• PROBLEM TO WORK ON
For each line below that holds "Cynomolgus", return the line as it stands.

• AVAILABLE DATA
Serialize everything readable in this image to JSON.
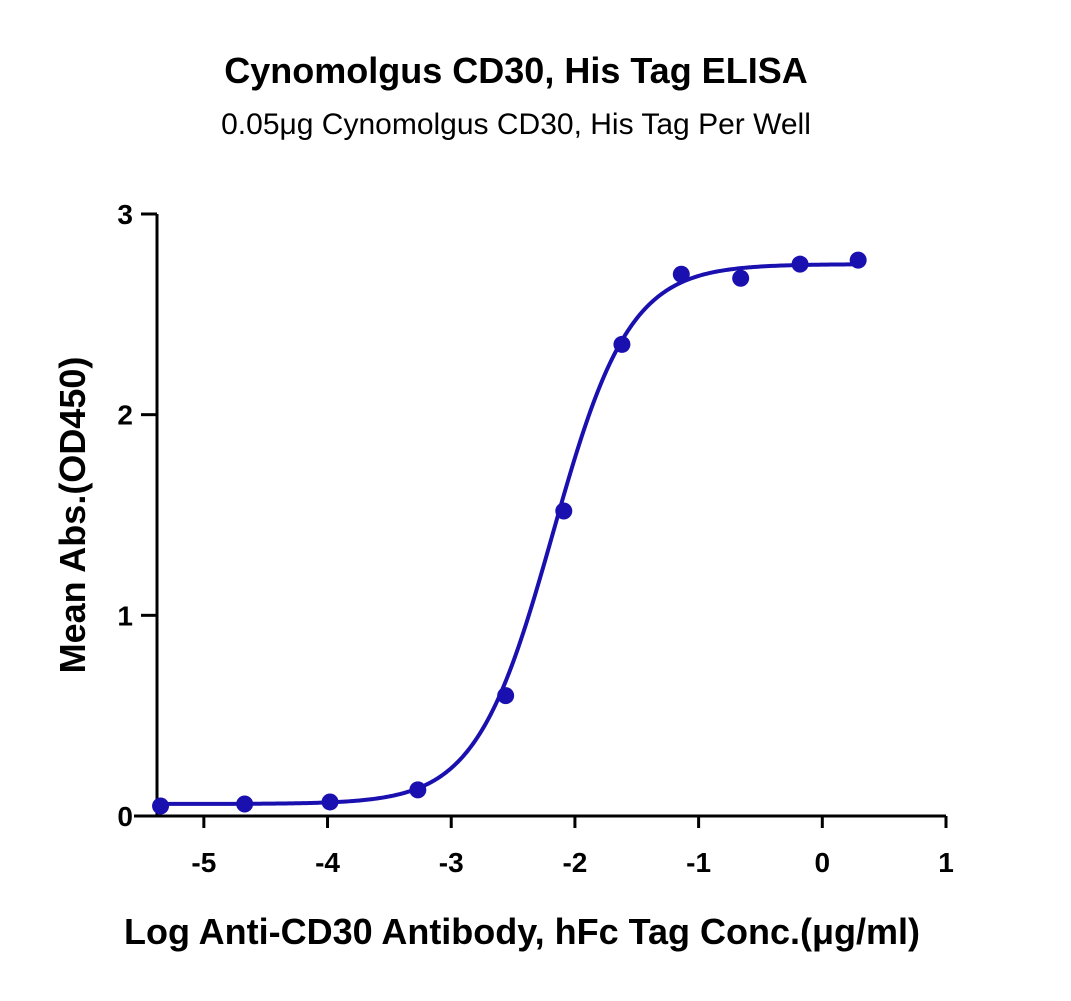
{
  "chart_data": {
    "type": "scatter",
    "title": "Cynomolgus CD30, His Tag ELISA",
    "subtitle": "0.05μg Cynomolgus CD30, His Tag Per Well",
    "xlabel": "Log Anti-CD30 Antibody, hFc Tag Conc.(μg/ml)",
    "ylabel": "Mean Abs.(OD450)",
    "xlim": [
      -5.5,
      1
    ],
    "ylim": [
      0,
      3
    ],
    "x_ticks": [
      "-5",
      "-4",
      "-3",
      "-2",
      "-1",
      "0",
      "1"
    ],
    "y_ticks": [
      "0",
      "1",
      "2",
      "3"
    ],
    "grid": false,
    "series": [
      {
        "color": "#1a10b0",
        "points": [
          {
            "x": -5.35,
            "y": 0.05
          },
          {
            "x": -4.67,
            "y": 0.06
          },
          {
            "x": -3.98,
            "y": 0.07
          },
          {
            "x": -3.27,
            "y": 0.13
          },
          {
            "x": -2.56,
            "y": 0.6
          },
          {
            "x": -2.09,
            "y": 1.52
          },
          {
            "x": -1.62,
            "y": 2.35
          },
          {
            "x": -1.14,
            "y": 2.7
          },
          {
            "x": -0.66,
            "y": 2.68
          },
          {
            "x": -0.18,
            "y": 2.75
          },
          {
            "x": 0.29,
            "y": 2.77
          }
        ],
        "fit": {
          "model": "4PL",
          "bottom": 0.06,
          "top": 2.75,
          "logEC50": -2.18,
          "hill": 1.4,
          "x_range": [
            -5.35,
            0.29
          ]
        }
      }
    ]
  }
}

• TASK OUTPUT
    "title": "Cynomolgus CD30, His Tag ELISA",
    "subtitle": "0.05μg Cynomolgus CD30, His Tag Per Well",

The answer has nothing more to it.